> [REQUIRED WORK]: Count the lines below that contain the word "Ford", and give only that number.

[Lines of data]
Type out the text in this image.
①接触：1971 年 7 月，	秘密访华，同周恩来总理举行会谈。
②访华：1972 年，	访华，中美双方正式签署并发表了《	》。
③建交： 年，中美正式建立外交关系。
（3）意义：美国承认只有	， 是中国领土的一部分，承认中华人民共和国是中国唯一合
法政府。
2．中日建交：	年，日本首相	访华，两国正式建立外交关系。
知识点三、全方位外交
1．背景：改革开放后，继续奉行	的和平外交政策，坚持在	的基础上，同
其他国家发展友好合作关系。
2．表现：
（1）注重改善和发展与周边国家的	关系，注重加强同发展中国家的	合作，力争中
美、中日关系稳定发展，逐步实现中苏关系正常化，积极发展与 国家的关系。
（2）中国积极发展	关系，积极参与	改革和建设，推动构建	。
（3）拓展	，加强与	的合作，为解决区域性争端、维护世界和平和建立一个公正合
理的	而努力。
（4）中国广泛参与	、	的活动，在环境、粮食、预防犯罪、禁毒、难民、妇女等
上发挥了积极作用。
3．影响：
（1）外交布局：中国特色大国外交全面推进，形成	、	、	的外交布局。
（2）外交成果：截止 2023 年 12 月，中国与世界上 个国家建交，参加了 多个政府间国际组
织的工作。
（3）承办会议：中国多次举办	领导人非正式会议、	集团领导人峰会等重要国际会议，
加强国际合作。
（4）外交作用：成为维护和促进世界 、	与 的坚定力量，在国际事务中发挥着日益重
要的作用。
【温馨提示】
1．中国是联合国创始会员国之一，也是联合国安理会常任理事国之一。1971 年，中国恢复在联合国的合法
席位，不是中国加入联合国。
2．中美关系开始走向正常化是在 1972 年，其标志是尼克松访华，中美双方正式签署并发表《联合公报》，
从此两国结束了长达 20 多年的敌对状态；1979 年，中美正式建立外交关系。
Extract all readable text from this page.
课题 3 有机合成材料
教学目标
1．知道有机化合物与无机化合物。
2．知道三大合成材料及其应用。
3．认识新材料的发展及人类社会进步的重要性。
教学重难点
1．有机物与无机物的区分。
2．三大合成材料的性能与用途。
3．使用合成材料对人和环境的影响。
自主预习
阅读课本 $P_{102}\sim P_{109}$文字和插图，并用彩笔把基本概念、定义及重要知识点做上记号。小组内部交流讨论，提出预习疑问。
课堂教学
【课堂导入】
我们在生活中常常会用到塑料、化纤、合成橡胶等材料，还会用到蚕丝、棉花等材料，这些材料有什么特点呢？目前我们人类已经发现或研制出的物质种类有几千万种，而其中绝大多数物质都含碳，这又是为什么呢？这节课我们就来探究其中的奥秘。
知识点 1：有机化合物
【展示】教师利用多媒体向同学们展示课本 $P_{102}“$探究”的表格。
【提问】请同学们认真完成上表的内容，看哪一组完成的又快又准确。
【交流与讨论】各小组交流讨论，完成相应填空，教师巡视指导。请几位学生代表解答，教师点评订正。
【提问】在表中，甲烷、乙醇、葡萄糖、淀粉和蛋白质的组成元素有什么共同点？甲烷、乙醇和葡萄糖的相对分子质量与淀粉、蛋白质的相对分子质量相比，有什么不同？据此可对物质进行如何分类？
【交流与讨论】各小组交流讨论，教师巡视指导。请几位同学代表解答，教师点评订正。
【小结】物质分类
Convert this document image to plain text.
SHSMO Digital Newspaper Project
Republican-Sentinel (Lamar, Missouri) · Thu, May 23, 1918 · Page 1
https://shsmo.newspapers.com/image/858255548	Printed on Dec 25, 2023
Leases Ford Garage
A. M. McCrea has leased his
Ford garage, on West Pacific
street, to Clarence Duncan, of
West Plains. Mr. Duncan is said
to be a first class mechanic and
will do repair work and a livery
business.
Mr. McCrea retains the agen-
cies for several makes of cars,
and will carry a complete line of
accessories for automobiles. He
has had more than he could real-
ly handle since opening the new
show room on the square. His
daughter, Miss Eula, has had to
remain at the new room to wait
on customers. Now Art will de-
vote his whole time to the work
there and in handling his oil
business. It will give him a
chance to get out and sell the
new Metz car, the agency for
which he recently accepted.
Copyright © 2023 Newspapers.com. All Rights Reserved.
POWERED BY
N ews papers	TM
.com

> [REPLY TO THE TASK]: 2